§ **Exercise prompt**
Print every entry word for word, but omit the pictures.

§ **Provided records**
━━━━━━━━━━━━━━━━━━━━━━━━━━━━━━

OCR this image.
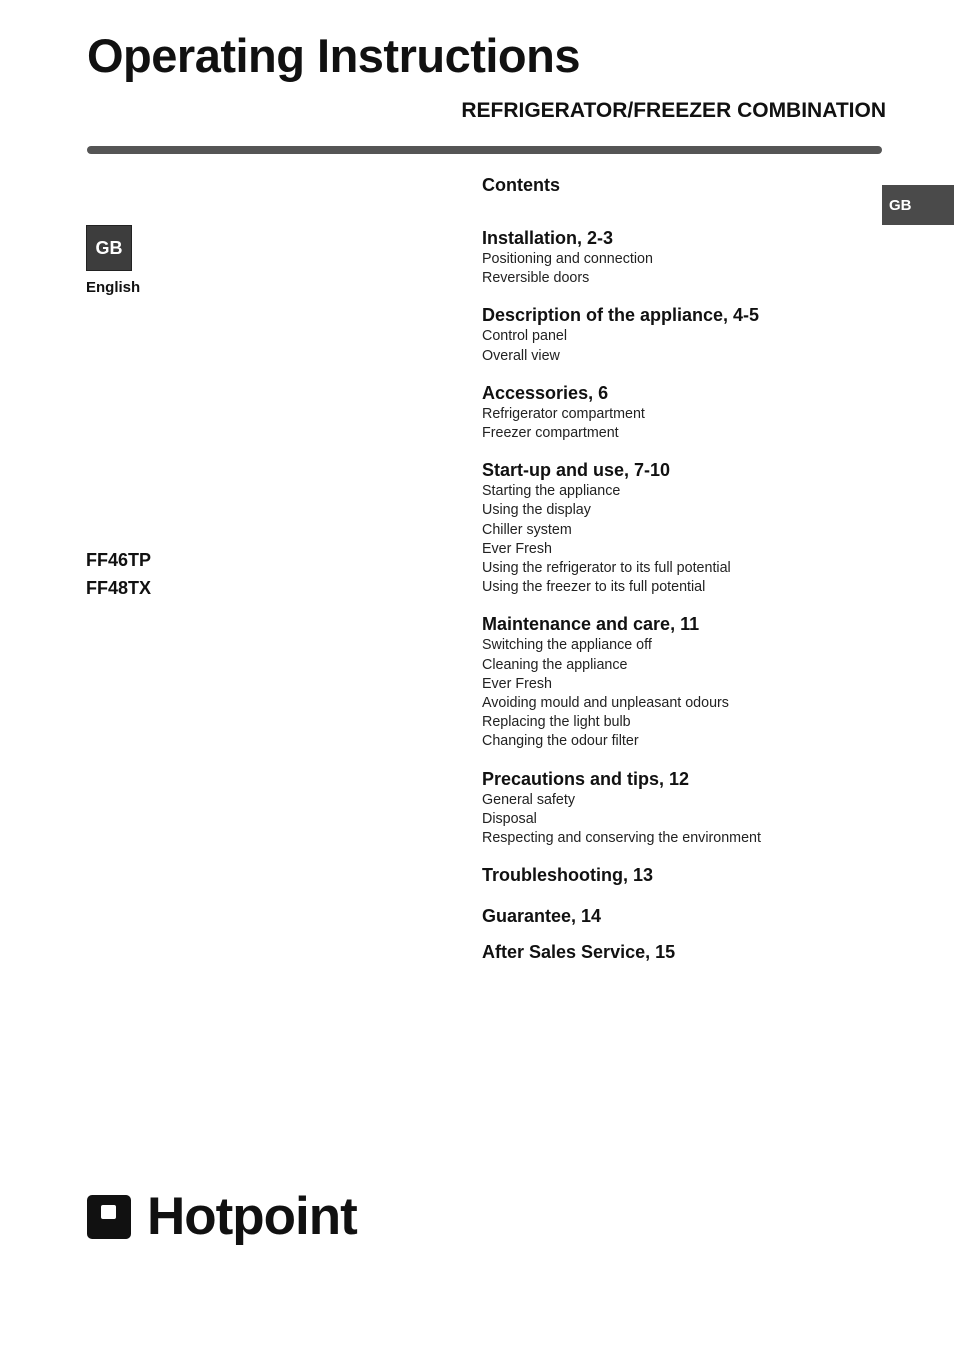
Operating Instructions
REFRIGERATOR/FREEZER COMBINATION
GB
GB
English
FF46TP
FF48TX
Contents
Installation, 2-3
Positioning and connection
Reversible doors
Description of the appliance, 4-5
Control panel
Overall view
Accessories, 6
Refrigerator compartment
Freezer compartment
Start-up and use, 7-10
Starting the appliance
Using the display
Chiller system
Ever Fresh
Using the refrigerator to its full potential
Using the freezer to its full potential
Maintenance and care, 11
Switching the appliance off
Cleaning the appliance
Ever Fresh
Avoiding mould and unpleasant odours
Replacing the light bulb
Changing the odour filter
Precautions and tips, 12
General safety
Disposal
Respecting and conserving the environment
Troubleshooting, 13
Guarantee, 14
After Sales Service, 15
Hotpoint
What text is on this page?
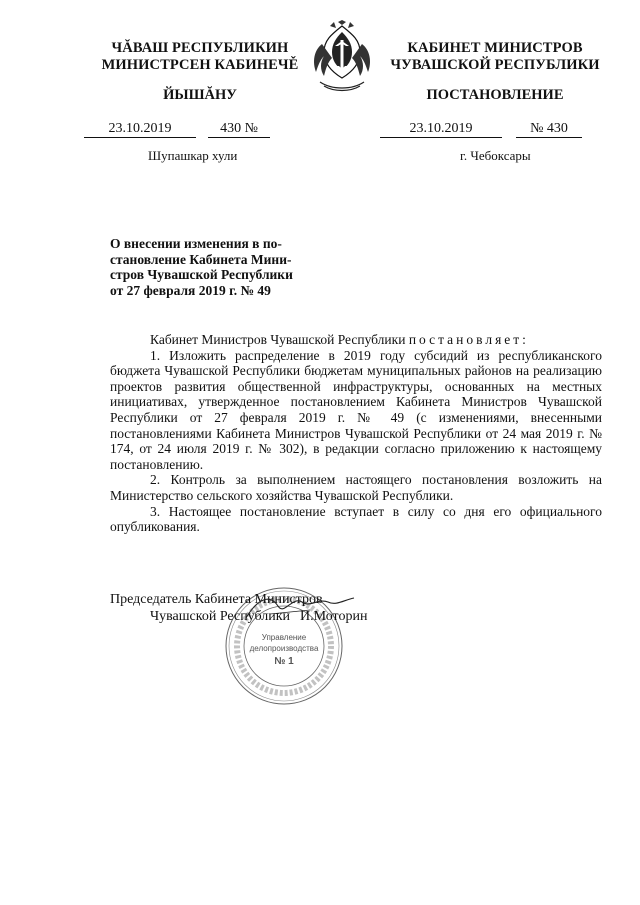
ЧĂВАШ РЕСПУБЛИКИН
МИНИСТРСЕН КАБИНЕЧĚ
ЙЫШĂНУ
КАБИНЕТ МИНИСТРОВ
ЧУВАШСКОЙ РЕСПУБЛИКИ
ПОСТАНОВЛЕНИЕ
23.10.2019	430 №	23.10.2019	№ 430
Шупашкар хули	г. Чебоксары
О внесении изменения в по-
становление Кабинета Мини-
стров Чувашской Республики
от 27 февраля 2019 г. № 49

Кабинет Министров Чувашской Республики постановляет:

1. Изложить распределение в 2019 году субсидий из республиканского бюджета Чувашской Республики бюджетам муниципальных районов на реализацию проектов развития общественной инфраструктуры, основанных на местных инициативах, утвержденное постановлением Кабинета Министров Чувашской Республики от 27 февраля 2019 г. № 49 (с изменениями, внесенными постановлениями Кабинета Министров Чувашской Республики от 24 мая 2019 г. № 174, от 24 июля 2019 г. № 302), в редакции согласно приложению к настоящему постановлению.

2. Контроль за выполнением настоящего постановления возложить на Министерство сельского хозяйства Чувашской Республики.

3. Настоящее постановление вступает в силу со дня его официального опубликования.

Управление
делопроизводства
№ 1
Председатель Кабинета Министров
Чувашской Республики И.Моторин
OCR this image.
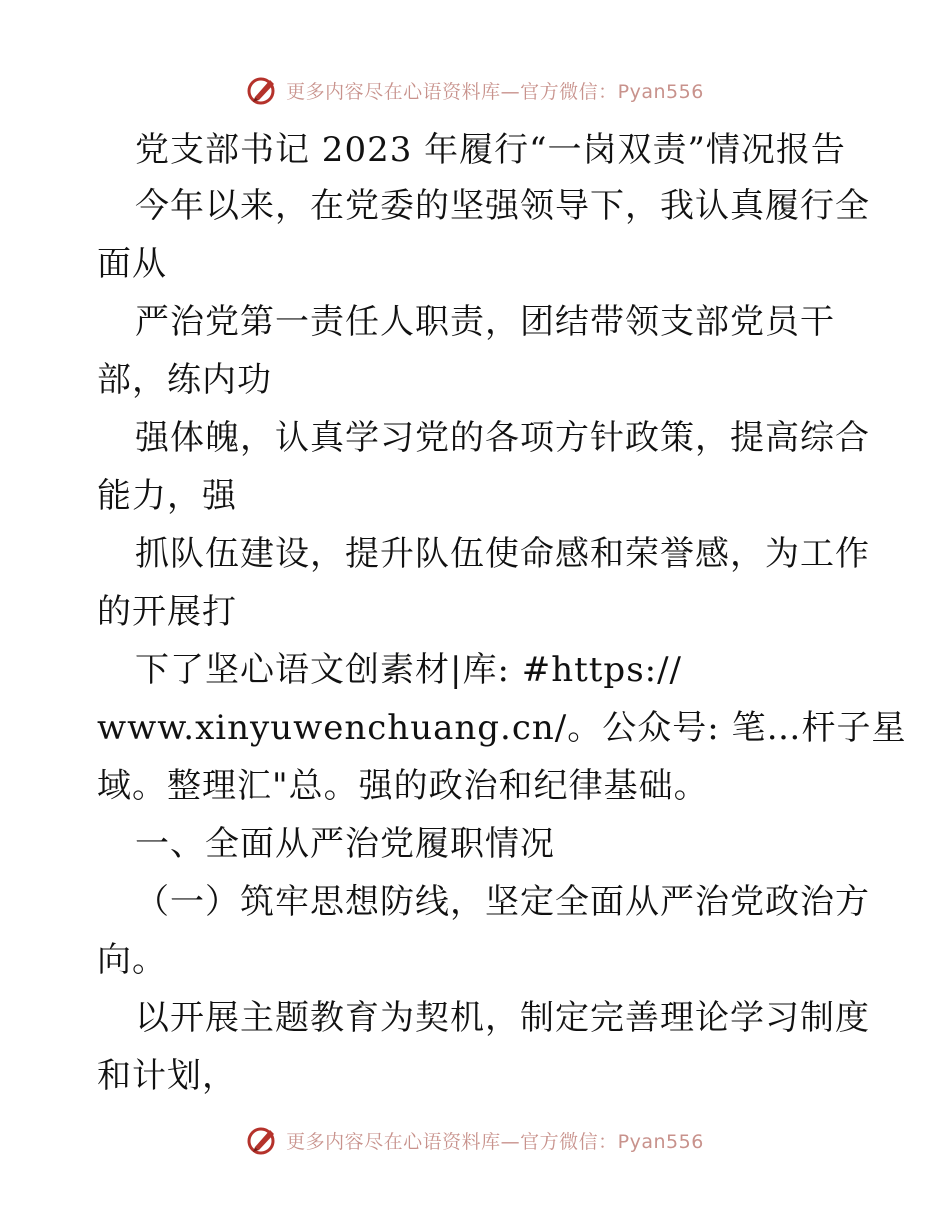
更多内容尽在心语资料库—官方微信：Pyan556
党支部书记 2023 年履行“一岗双责”情况报告
今年以来，在党委的坚强领导下，我认真履行全
面从
严治党第一责任人职责，团结带领支部党员干
部，练内功
强体魄，认真学习党的各项方针政策，提高综合
能力，强
抓队伍建设，提升队伍使命感和荣誉感，为工作
的开展打
下了坚心语文创素材|库: #https://
www.xinyuwenchuang.cn/。公众号: 笔…杆子星
域。整理汇"总。强的政治和纪律基础。
一、全面从严治党履职情况
（一）筑牢思想防线，坚定全面从严治党政治方
向。
以开展主题教育为契机，制定完善理论学习制度
和计划，
更多内容尽在心语资料库—官方微信：Pyan556
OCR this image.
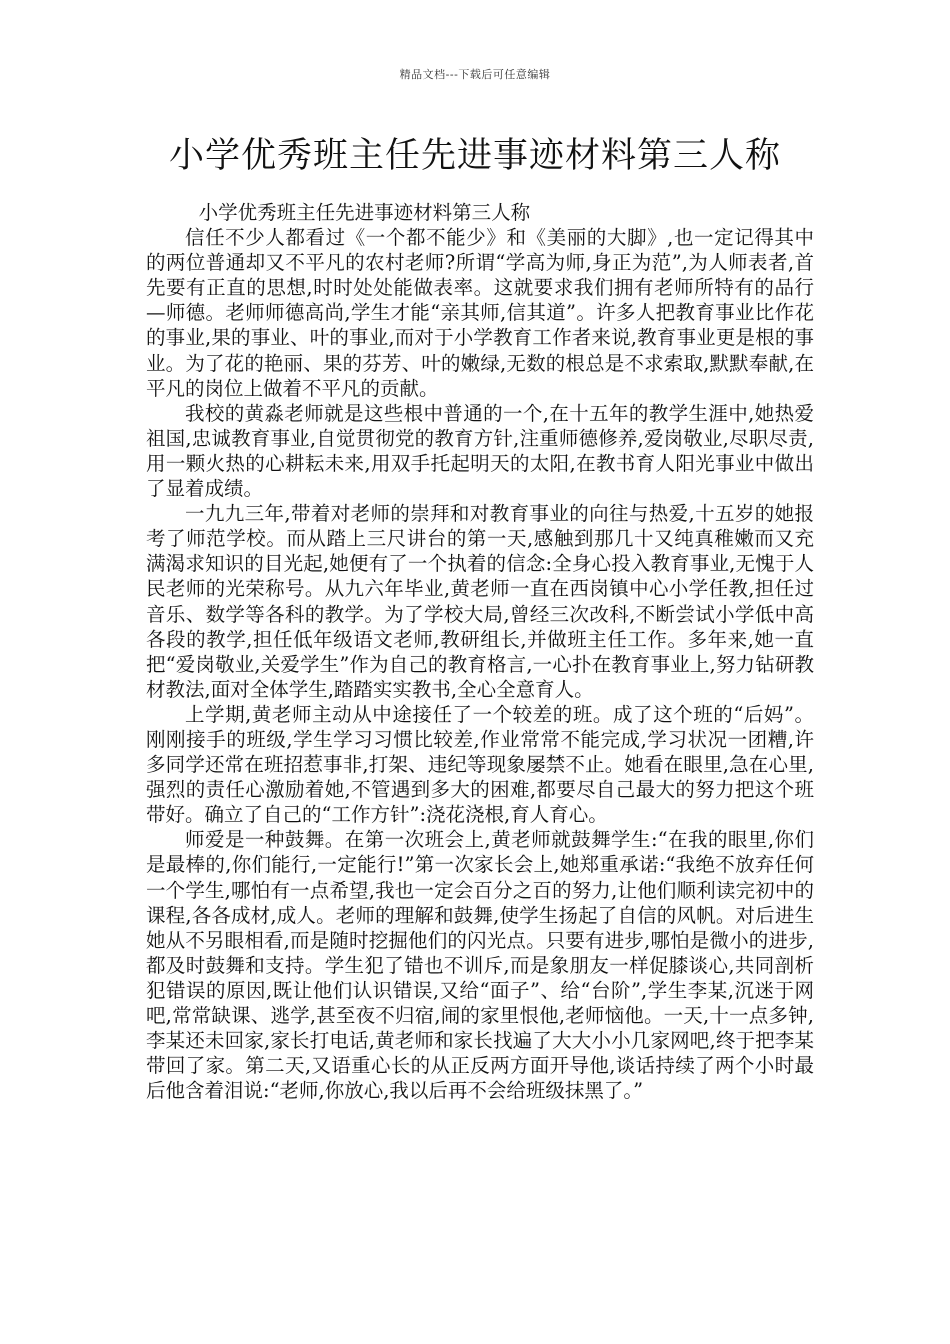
精品文档---下载后可任意编辑
小学优秀班主任先进事迹材料第三人称

小学优秀班主任先进事迹材料第三人称

信任不少人都看过《一个都不能少》和《美丽的大脚》,也一定记得其中的两位普通却又不平凡的农村老师?所谓“学高为师,身正为范”,为人师表者,首先要有正直的思想,时时处处能做表率。这就要求我们拥有老师所特有的品行—师德。老师师德高尚,学生才能“亲其师,信其道”。许多人把教育事业比作花的事业,果的事业、叶的事业,而对于小学教育工作者来说,教育事业更是根的事业。为了花的艳丽、果的芬芳、叶的嫩绿,无数的根总是不求索取,默默奉献,在平凡的岗位上做着不平凡的贡献。

我校的黄淼老师就是这些根中普通的一个,在十五年的教学生涯中,她热爱祖国,忠诚教育事业,自觉贯彻党的教育方针,注重师德修养,爱岗敬业,尽职尽责,用一颗火热的心耕耘未来,用双手托起明天的太阳,在教书育人阳光事业中做出了显着成绩。

一九九三年,带着对老师的崇拜和对教育事业的向往与热爱,十五岁的她报考了师范学校。而从踏上三尺讲台的第一天,感触到那几十又纯真稚嫩而又充满渴求知识的目光起,她便有了一个执着的信念:全身心投入教育事业,无愧于人民老师的光荣称号。从九六年毕业,黄老师一直在西岗镇中心小学任教,担任过音乐、数学等各科的教学。为了学校大局,曾经三次改科,不断尝试小学低中高各段的教学,担任低年级语文老师,教研组长,并做班主任工作。多年来,她一直把“爱岗敬业,关爱学生”作为自己的教育格言,一心扑在教育事业上,努力钻研教材教法,面对全体学生,踏踏实实教书,全心全意育人。

上学期,黄老师主动从中途接任了一个较差的班。成了这个班的“后妈”。刚刚接手的班级,学生学习习惯比较差,作业常常不能完成,学习状况一团糟,许多同学还常在班招惹事非,打架、违纪等现象屡禁不止。她看在眼里,急在心里,强烈的责任心激励着她,不管遇到多大的困难,都要尽自己最大的努力把这个班带好。确立了自己的“工作方针”:浇花浇根,育人育心。

师爱是一种鼓舞。在第一次班会上,黄老师就鼓舞学生:“在我的眼里,你们是最棒的,你们能行,一定能行!”第一次家长会上,她郑重承诺:“我绝不放弃任何一个学生,哪怕有一点希望,我也一定会百分之百的努力,让他们顺利读完初中的课程,各各成材,成人。老师的理解和鼓舞,使学生扬起了自信的风帆。对后进生她从不另眼相看,而是随时挖掘他们的闪光点。只要有进步,哪怕是微小的进步,都及时鼓舞和支持。学生犯了错也不训斥,而是象朋友一样促膝谈心,共同剖析犯错误的原因,既让他们认识错误,又给“面子”、给“台阶”,学生李某,沉迷于网吧,常常缺课、逃学,甚至夜不归宿,闹的家里恨他,老师恼他。一天,十一点多钟,李某还未回家,家长打电话,黄老师和家长找遍了大大小小几家网吧,终于把李某带回了家。第二天,又语重心长的从正反两方面开导他,谈话持续了两个小时最后他含着泪说:“老师,你放心,我以后再不会给班级抹黑了。”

━━━━━━━━━━━━━━━━━━━━━━━━━━━━━━

§ **Written answer**
OCR this image.
Operating Instructions
REFRIGERATOR/FREEZER COMBINATION
GB
GB
English
FF46TP
FF48TX
Contents
Installation, 2-3
Positioning and connection
Reversible doors
Description of the appliance, 4-5
Control panel
Overall view
Accessories, 6
Refrigerator compartment
Freezer compartment
Start-up and use, 7-10
Starting the appliance
Using the display
Chiller system
Ever Fresh
Using the refrigerator to its full potential
Using the freezer to its full potential
Maintenance and care, 11
Switching the appliance off
Cleaning the appliance
Ever Fresh
Avoiding mould and unpleasant odours
Replacing the light bulb
Changing the odour filter
Precautions and tips, 12
General safety
Disposal
Respecting and conserving the environment
Troubleshooting, 13
Guarantee, 14
After Sales Service, 15
Hotpoint
What text is on this page?
ЧĂВАШ РЕСПУБЛИКИН
МИНИСТРСЕН КАБИНЕЧĚ
ЙЫШĂНУ
КАБИНЕТ МИНИСТРОВ
ЧУВАШСКОЙ РЕСПУБЛИКИ
ПОСТАНОВЛЕНИЕ
23.10.2019	430 №	23.10.2019	№ 430
Шупашкар хули	г. Чебоксары
О внесении изменения в по-
становление Кабинета Мини-
стров Чувашской Республики
от 27 февраля 2019 г. № 49

Кабинет Министров Чувашской Республики постановляет:

1. Изложить распределение в 2019 году субсидий из республиканского бюджета Чувашской Республики бюджетам муниципальных районов на реализацию проектов развития общественной инфраструктуры, основанных на местных инициативах, утвержденное постановлением Кабинета Министров Чувашской Республики от 27 февраля 2019 г. № 49 (с изменениями, внесенными постановлениями Кабинета Министров Чувашской Республики от 24 мая 2019 г. № 174, от 24 июля 2019 г. № 302), в редакции согласно приложению к настоящему постановлению.

2. Контроль за выполнением настоящего постановления возложить на Министерство сельского хозяйства Чувашской Республики.

3. Настоящее постановление вступает в силу со дня его официального опубликования.

Управление
делопроизводства
№ 1
Председатель Кабинета Министров
Чувашской Республики И.Моторин
OCR this image.
更多内容尽在心语资料库—官方微信：Pyan556
党支部书记 2023 年履行“一岗双责”情况报告
今年以来，在党委的坚强领导下，我认真履行全
面从
严治党第一责任人职责，团结带领支部党员干
部，练内功
强体魄，认真学习党的各项方针政策，提高综合
能力，强
抓队伍建设，提升队伍使命感和荣誉感，为工作
的开展打
下了坚心语文创素材|库: #https://
www.xinyuwenchuang.cn/。公众号: 笔…杆子星
域。整理汇"总。强的政治和纪律基础。
一、全面从严治党履职情况
（一）筑牢思想防线，坚定全面从严治党政治方
向。
以开展主题教育为契机，制定完善理论学习制度
和计划，
更多内容尽在心语资料库—官方微信：Pyan556
OCR this image.
精品文档---下载后可任意编辑
小学优秀班主任先进事迹材料第三人称

小学优秀班主任先进事迹材料第三人称

信任不少人都看过《一个都不能少》和《美丽的大脚》,也一定记得其中的两位普通却又不平凡的农村老师?所谓“学高为师,身正为范”,为人师表者,首先要有正直的思想,时时处处能做表率。这就要求我们拥有老师所特有的品行—师德。老师师德高尚,学生才能“亲其师,信其道”。许多人把教育事业比作花的事业,果的事业、叶的事业,而对于小学教育工作者来说,教育事业更是根的事业。为了花的艳丽、果的芬芳、叶的嫩绿,无数的根总是不求索取,默默奉献,在平凡的岗位上做着不平凡的贡献。

我校的黄淼老师就是这些根中普通的一个,在十五年的教学生涯中,她热爱祖国,忠诚教育事业,自觉贯彻党的教育方针,注重师德修养,爱岗敬业,尽职尽责,用一颗火热的心耕耘未来,用双手托起明天的太阳,在教书育人阳光事业中做出了显着成绩。

一九九三年,带着对老师的崇拜和对教育事业的向往与热爱,十五岁的她报考了师范学校。而从踏上三尺讲台的第一天,感触到那几十又纯真稚嫩而又充满渴求知识的目光起,她便有了一个执着的信念:全身心投入教育事业,无愧于人民老师的光荣称号。从九六年毕业,黄老师一直在西岗镇中心小学任教,担任过音乐、数学等各科的教学。为了学校大局,曾经三次改科,不断尝试小学低中高各段的教学,担任低年级语文老师,教研组长,并做班主任工作。多年来,她一直把“爱岗敬业,关爱学生”作为自己的教育格言,一心扑在教育事业上,努力钻研教材教法,面对全体学生,踏踏实实教书,全心全意育人。

上学期,黄老师主动从中途接任了一个较差的班。成了这个班的“后妈”。刚刚接手的班级,学生学习习惯比较差,作业常常不能完成,学习状况一团糟,许多同学还常在班招惹事非,打架、违纪等现象屡禁不止。她看在眼里,急在心里,强烈的责任心激励着她,不管遇到多大的困难,都要尽自己最大的努力把这个班带好。确立了自己的“工作方针”:浇花浇根,育人育心。

师爱是一种鼓舞。在第一次班会上,黄老师就鼓舞学生:“在我的眼里,你们是最棒的,你们能行,一定能行!”第一次家长会上,她郑重承诺:“我绝不放弃任何一个学生,哪怕有一点希望,我也一定会百分之百的努力,让他们顺利读完初中的课程,各各成材,成人。老师的理解和鼓舞,使学生扬起了自信的风帆。对后进生她从不另眼相看,而是随时挖掘他们的闪光点。只要有进步,哪怕是微小的进步,都及时鼓舞和支持。学生犯了错也不训斥,而是象朋友一样促膝谈心,共同剖析犯错误的原因,既让他们认识错误,又给“面子”、给“台阶”,学生李某,沉迷于网吧,常常缺课、逃学,甚至夜不归宿,闹的家里恨他,老师恼他。一天,十一点多钟,李某还未回家,家长打电话,黄老师和家长找遍了大大小小几家网吧,终于把李某带回了家。第二天,又语重心长的从正反两方面开导他,谈话持续了两个小时最后他含着泪说:“老师,你放心,我以后再不会给班级抹黑了。”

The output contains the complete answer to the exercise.